Find each line with "axis" and copy it.

:: Data tied to figure images ::
>>>>

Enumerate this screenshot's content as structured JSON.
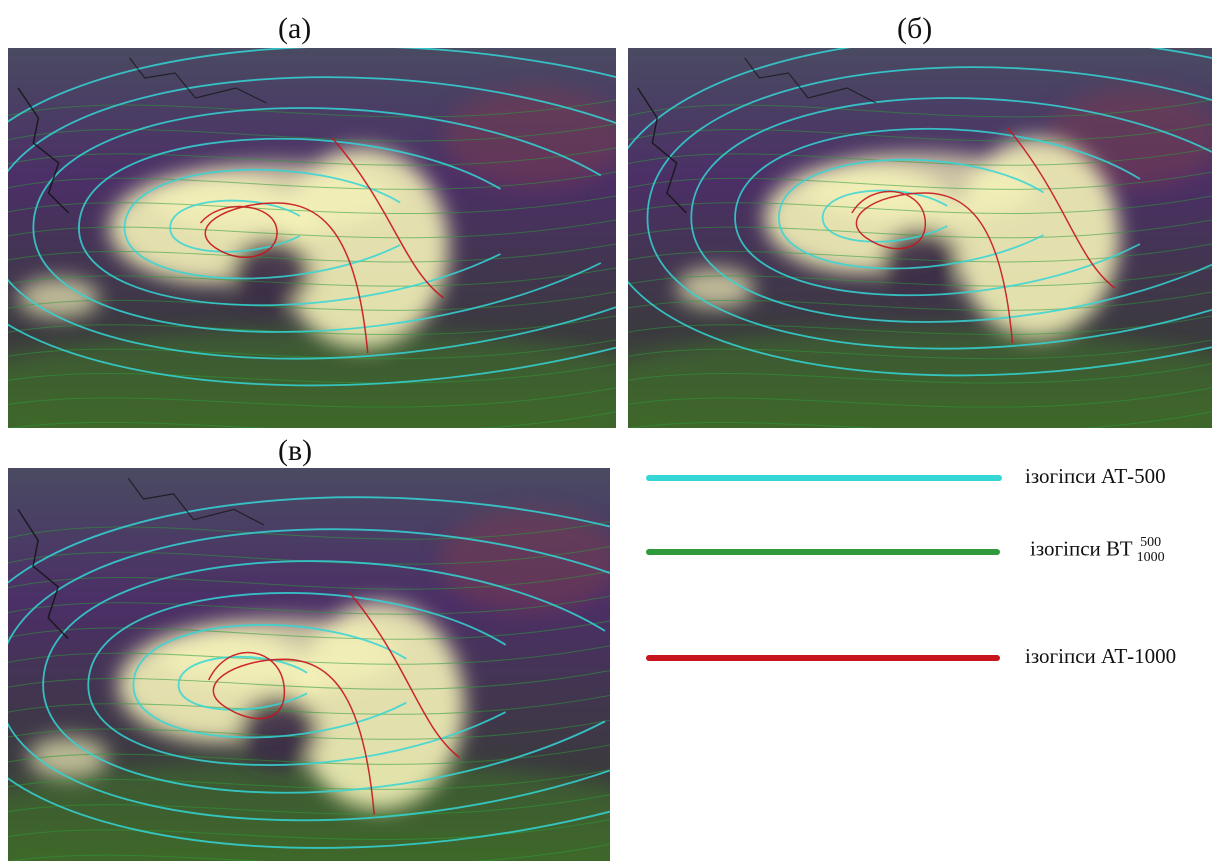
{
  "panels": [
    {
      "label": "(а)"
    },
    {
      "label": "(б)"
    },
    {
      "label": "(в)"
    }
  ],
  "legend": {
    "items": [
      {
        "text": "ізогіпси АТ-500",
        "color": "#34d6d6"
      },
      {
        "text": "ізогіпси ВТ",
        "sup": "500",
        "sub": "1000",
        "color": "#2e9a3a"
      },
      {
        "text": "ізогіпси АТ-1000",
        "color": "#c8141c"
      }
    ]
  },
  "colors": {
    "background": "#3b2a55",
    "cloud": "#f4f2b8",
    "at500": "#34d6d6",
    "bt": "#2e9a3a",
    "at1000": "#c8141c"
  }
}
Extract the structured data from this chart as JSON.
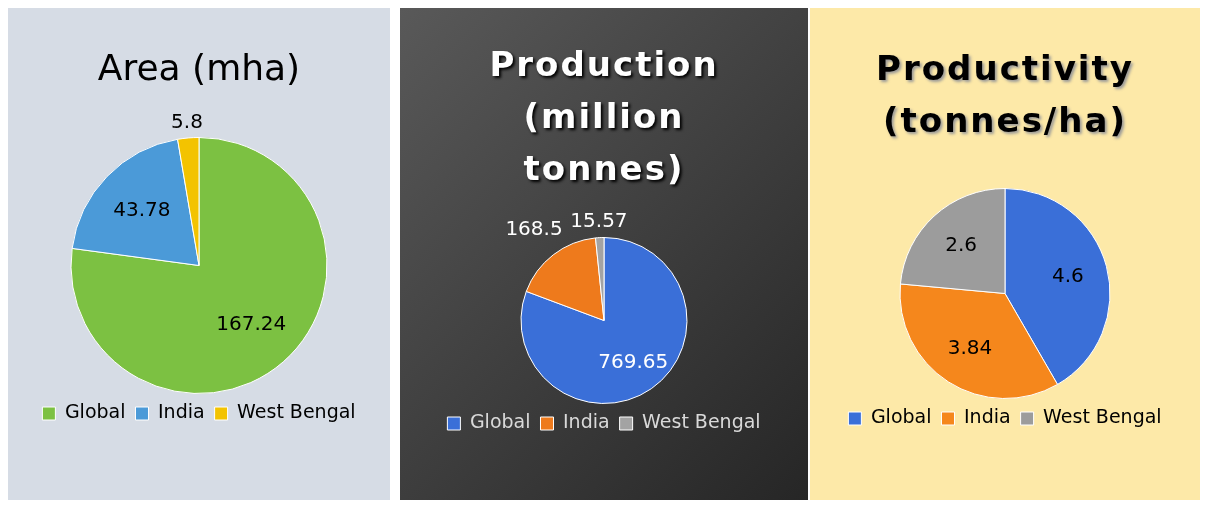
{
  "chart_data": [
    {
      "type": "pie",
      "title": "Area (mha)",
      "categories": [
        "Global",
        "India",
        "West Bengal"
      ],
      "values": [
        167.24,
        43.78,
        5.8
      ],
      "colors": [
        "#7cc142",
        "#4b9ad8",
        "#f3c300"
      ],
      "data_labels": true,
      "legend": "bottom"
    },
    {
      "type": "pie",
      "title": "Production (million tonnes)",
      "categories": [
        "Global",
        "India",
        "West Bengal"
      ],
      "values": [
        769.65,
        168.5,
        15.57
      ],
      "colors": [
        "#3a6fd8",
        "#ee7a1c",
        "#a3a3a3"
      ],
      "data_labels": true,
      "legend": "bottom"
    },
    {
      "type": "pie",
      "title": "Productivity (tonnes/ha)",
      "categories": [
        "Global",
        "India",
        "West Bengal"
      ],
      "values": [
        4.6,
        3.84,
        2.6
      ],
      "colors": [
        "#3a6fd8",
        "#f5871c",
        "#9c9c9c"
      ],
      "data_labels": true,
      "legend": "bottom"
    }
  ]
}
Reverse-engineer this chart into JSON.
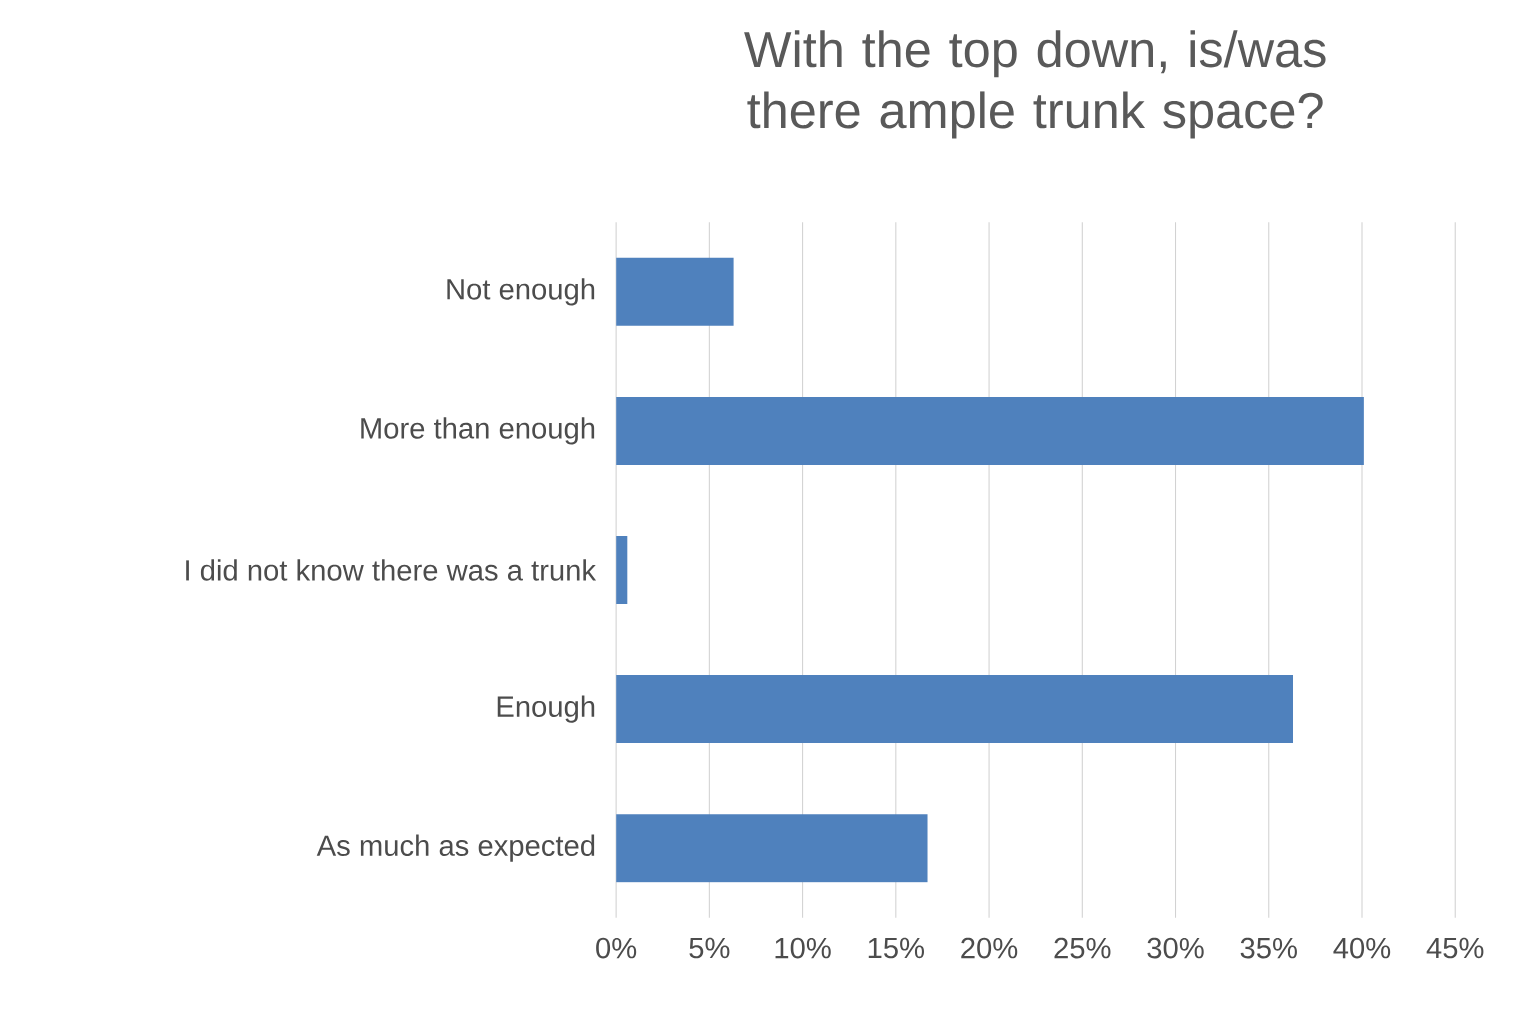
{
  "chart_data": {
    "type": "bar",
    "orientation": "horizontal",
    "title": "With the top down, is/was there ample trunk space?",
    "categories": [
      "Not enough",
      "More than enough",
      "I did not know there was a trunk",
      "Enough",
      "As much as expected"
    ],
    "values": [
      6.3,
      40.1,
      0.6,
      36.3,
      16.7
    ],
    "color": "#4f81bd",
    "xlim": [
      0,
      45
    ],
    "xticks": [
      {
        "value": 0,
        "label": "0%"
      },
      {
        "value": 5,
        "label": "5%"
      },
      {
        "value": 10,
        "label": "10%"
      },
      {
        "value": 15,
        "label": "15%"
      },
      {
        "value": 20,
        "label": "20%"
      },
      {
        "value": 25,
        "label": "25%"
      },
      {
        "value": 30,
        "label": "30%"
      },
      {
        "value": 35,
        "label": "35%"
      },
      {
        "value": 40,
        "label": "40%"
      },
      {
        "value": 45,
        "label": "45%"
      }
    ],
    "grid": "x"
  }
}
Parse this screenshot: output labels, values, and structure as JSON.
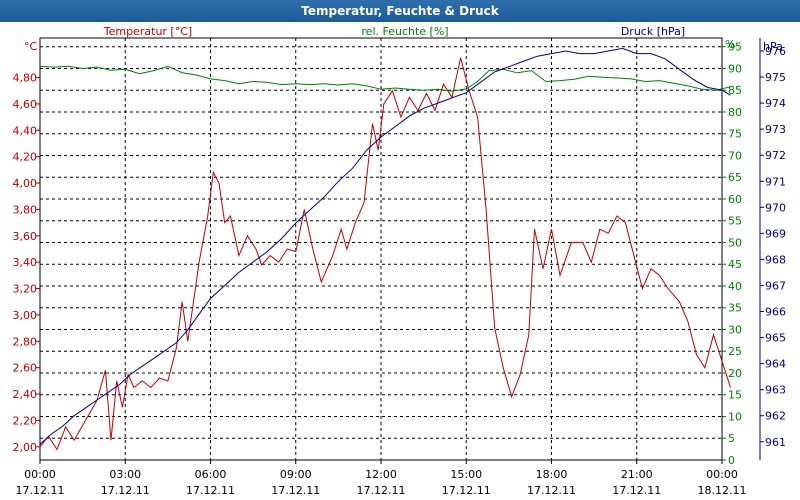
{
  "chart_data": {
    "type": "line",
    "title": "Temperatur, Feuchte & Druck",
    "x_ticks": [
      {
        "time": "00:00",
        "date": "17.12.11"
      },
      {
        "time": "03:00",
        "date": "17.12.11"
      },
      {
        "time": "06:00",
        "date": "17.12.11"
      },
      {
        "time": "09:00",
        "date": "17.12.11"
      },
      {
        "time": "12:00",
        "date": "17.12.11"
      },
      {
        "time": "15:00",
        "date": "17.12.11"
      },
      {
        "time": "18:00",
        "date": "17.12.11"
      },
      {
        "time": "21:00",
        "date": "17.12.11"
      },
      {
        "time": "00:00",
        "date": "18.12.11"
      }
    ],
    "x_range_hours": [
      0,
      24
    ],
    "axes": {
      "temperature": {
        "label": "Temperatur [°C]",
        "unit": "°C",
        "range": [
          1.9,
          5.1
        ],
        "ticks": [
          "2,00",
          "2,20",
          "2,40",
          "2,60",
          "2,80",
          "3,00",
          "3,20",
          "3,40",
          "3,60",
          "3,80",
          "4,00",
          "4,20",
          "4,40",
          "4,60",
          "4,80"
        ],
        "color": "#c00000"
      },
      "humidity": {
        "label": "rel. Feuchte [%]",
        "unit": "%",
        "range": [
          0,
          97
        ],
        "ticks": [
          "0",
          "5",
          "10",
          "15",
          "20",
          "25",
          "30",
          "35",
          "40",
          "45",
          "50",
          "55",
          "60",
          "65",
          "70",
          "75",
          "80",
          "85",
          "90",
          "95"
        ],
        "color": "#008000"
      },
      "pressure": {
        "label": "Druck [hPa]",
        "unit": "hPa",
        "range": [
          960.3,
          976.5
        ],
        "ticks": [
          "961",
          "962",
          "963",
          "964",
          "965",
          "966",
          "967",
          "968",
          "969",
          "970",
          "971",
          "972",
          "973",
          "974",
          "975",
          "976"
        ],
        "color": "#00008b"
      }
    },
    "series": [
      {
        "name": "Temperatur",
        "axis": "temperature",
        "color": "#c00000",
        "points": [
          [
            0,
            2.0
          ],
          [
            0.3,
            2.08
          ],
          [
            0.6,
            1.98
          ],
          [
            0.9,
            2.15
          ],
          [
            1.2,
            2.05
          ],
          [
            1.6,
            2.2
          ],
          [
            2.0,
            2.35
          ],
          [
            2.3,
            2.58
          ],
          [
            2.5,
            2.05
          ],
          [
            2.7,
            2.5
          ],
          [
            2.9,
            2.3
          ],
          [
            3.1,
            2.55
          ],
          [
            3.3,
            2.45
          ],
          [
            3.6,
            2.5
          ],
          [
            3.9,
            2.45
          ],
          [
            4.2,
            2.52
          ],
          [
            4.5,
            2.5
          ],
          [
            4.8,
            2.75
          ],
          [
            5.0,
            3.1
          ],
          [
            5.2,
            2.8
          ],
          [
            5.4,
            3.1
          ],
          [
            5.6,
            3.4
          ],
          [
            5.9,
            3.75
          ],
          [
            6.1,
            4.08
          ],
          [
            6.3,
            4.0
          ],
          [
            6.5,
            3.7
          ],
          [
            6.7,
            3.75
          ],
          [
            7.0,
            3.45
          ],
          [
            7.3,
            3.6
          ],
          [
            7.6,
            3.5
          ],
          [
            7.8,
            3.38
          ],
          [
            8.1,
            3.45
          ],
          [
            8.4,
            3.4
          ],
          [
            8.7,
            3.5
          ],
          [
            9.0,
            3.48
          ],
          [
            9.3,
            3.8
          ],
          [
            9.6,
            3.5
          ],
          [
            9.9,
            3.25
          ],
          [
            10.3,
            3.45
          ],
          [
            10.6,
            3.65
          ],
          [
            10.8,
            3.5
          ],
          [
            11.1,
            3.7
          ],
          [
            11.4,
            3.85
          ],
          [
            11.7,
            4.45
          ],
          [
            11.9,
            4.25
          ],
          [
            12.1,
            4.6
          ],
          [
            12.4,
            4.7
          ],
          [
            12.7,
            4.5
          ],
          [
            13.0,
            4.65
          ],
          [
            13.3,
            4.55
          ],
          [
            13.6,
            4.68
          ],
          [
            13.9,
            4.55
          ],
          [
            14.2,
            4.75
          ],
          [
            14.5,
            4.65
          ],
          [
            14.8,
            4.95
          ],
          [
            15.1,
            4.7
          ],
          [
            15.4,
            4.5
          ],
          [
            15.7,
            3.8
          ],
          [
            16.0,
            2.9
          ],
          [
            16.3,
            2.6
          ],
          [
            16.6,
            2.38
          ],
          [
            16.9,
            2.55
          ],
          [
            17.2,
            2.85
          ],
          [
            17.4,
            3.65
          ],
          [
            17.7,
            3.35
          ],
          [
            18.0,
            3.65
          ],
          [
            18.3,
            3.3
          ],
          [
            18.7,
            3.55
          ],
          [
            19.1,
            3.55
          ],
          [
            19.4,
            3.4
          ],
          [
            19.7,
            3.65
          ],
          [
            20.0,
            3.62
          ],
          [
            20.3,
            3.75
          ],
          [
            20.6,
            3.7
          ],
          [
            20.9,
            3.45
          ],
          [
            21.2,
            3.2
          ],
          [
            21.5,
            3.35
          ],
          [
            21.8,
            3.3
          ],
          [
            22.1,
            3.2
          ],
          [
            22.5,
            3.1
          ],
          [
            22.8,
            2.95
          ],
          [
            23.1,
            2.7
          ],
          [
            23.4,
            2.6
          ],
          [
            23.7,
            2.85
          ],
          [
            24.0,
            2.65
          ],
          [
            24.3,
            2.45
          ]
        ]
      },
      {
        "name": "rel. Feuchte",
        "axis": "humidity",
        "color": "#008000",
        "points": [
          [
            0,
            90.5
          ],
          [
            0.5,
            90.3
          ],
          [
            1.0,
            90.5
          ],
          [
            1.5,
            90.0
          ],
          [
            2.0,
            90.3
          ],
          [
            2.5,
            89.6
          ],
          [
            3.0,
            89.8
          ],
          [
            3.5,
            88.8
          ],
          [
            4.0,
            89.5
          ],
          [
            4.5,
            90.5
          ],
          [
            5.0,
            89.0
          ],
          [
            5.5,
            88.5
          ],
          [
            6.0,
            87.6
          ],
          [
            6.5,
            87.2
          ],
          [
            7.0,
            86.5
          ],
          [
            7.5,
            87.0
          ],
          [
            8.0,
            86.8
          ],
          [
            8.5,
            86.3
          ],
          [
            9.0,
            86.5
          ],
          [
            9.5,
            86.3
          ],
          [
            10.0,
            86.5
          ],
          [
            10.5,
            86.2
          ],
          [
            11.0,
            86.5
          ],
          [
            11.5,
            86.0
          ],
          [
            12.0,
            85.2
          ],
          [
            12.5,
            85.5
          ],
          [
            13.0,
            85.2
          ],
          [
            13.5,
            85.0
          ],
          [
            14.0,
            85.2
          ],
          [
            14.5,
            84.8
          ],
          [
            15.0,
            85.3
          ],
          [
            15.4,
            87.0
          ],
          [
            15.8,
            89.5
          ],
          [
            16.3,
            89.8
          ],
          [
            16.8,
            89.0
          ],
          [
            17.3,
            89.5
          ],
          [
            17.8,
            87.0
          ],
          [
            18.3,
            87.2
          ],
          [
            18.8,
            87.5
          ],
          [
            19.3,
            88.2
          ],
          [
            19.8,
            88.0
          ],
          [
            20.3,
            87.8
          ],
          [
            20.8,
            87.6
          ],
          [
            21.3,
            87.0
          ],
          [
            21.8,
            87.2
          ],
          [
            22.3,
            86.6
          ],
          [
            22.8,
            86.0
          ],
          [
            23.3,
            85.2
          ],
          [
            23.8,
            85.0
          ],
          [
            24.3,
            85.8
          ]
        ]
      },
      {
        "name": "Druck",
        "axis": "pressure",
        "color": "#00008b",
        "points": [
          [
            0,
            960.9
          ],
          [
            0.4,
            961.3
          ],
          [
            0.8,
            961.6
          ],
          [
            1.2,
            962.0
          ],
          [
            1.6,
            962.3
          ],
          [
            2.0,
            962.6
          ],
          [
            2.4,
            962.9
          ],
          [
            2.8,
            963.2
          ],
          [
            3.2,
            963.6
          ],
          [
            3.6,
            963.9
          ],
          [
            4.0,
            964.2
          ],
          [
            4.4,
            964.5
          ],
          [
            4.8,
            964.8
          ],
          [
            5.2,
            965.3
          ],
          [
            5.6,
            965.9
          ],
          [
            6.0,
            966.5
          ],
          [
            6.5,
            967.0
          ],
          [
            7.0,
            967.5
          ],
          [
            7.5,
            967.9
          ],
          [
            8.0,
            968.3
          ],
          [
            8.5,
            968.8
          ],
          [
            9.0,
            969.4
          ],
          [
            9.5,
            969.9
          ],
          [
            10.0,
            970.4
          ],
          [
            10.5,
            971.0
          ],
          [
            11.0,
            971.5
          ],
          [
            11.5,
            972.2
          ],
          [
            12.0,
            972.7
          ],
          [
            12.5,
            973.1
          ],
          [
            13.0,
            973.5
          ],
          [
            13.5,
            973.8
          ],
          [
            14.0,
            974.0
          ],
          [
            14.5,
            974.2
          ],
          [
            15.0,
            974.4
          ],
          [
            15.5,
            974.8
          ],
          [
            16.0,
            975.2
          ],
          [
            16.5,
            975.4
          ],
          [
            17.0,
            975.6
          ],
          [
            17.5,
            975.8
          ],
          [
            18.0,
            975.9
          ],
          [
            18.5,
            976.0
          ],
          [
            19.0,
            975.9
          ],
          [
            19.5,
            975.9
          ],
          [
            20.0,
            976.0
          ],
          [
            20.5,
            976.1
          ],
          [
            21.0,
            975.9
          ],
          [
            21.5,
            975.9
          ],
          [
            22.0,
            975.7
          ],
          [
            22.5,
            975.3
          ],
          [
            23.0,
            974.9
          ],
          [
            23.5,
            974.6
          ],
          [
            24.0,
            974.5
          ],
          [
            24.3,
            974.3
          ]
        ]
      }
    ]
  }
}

<<<<

:: WRITTEN REPLY ::
        "axis": "temperature",
        "axis": "humidity",
        "axis": "pressure",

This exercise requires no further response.